Write out every entry exactly as it stands.

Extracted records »

________________

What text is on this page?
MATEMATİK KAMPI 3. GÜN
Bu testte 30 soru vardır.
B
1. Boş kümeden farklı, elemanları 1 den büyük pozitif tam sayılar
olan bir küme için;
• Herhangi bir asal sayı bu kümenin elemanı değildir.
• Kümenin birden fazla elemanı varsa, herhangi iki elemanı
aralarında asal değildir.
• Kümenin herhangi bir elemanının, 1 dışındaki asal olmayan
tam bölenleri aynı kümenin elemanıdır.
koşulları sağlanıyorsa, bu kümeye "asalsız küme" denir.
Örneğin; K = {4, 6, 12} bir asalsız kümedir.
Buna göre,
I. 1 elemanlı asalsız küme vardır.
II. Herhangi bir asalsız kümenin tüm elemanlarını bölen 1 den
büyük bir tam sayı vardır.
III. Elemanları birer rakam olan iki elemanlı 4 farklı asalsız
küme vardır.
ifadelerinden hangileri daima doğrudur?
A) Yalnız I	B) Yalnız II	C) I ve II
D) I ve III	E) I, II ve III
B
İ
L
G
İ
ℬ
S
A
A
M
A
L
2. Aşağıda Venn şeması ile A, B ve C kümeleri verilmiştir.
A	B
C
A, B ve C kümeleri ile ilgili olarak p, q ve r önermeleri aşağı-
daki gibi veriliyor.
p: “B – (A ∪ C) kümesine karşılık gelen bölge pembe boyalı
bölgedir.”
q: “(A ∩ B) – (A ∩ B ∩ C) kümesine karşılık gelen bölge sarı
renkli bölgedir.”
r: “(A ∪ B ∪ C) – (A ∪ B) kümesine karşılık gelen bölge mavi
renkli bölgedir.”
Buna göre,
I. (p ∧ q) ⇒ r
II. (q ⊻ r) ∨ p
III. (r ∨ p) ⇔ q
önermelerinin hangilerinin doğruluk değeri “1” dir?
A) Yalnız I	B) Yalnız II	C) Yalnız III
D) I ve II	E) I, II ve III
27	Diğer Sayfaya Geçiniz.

________________

TASK RESPONSE »
What text is on this page?
MATEMATİK KAMPI 3. GÜN
Bu testte 30 soru vardır.
B
1. Boş kümeden farklı, elemanları 1 den büyük pozitif tam sayılar
olan bir küme için;
• Herhangi bir asal sayı bu kümenin elemanı değildir.
• Kümenin birden fazla elemanı varsa, herhangi iki elemanı
aralarında asal değildir.
• Kümenin herhangi bir elemanının, 1 dışındaki asal olmayan
tam bölenleri aynı kümenin elemanıdır.
koşulları sağlanıyorsa, bu kümeye "asalsız küme" denir.
Örneğin; K = {4, 6, 12} bir asalsız kümedir.
Buna göre,
I. 1 elemanlı asalsız küme vardır.
II. Herhangi bir asalsız kümenin tüm elemanlarını bölen 1 den
büyük bir tam sayı vardır.
III. Elemanları birer rakam olan iki elemanlı 4 farklı asalsız
küme vardır.
ifadelerinden hangileri daima doğrudur?
A) Yalnız I	B) Yalnız II	C) I ve II
D) I ve III	E) I, II ve III
B
İ
L
G
İ
ℬ
S
A
A
M
A
L
2. Aşağıda Venn şeması ile A, B ve C kümeleri verilmiştir.
A	B
C
A, B ve C kümeleri ile ilgili olarak p, q ve r önermeleri aşağı-
daki gibi veriliyor.
p: “B – (A ∪ C) kümesine karşılık gelen bölge pembe boyalı
bölgedir.”
q: “(A ∩ B) – (A ∩ B ∩ C) kümesine karşılık gelen bölge sarı
renkli bölgedir.”
r: “(A ∪ B ∪ C) – (A ∪ B) kümesine karşılık gelen bölge mavi
renkli bölgedir.”
Buna göre,
I. (p ∧ q) ⇒ r
II. (q ⊻ r) ∨ p
III. (r ∨ p) ⇔ q
önermelerinin hangilerinin doğruluk değeri “1” dir?
A) Yalnız I	B) Yalnız II	C) Yalnız III
D) I ve II	E) I, II ve III
27	Diğer Sayfaya Geçiniz.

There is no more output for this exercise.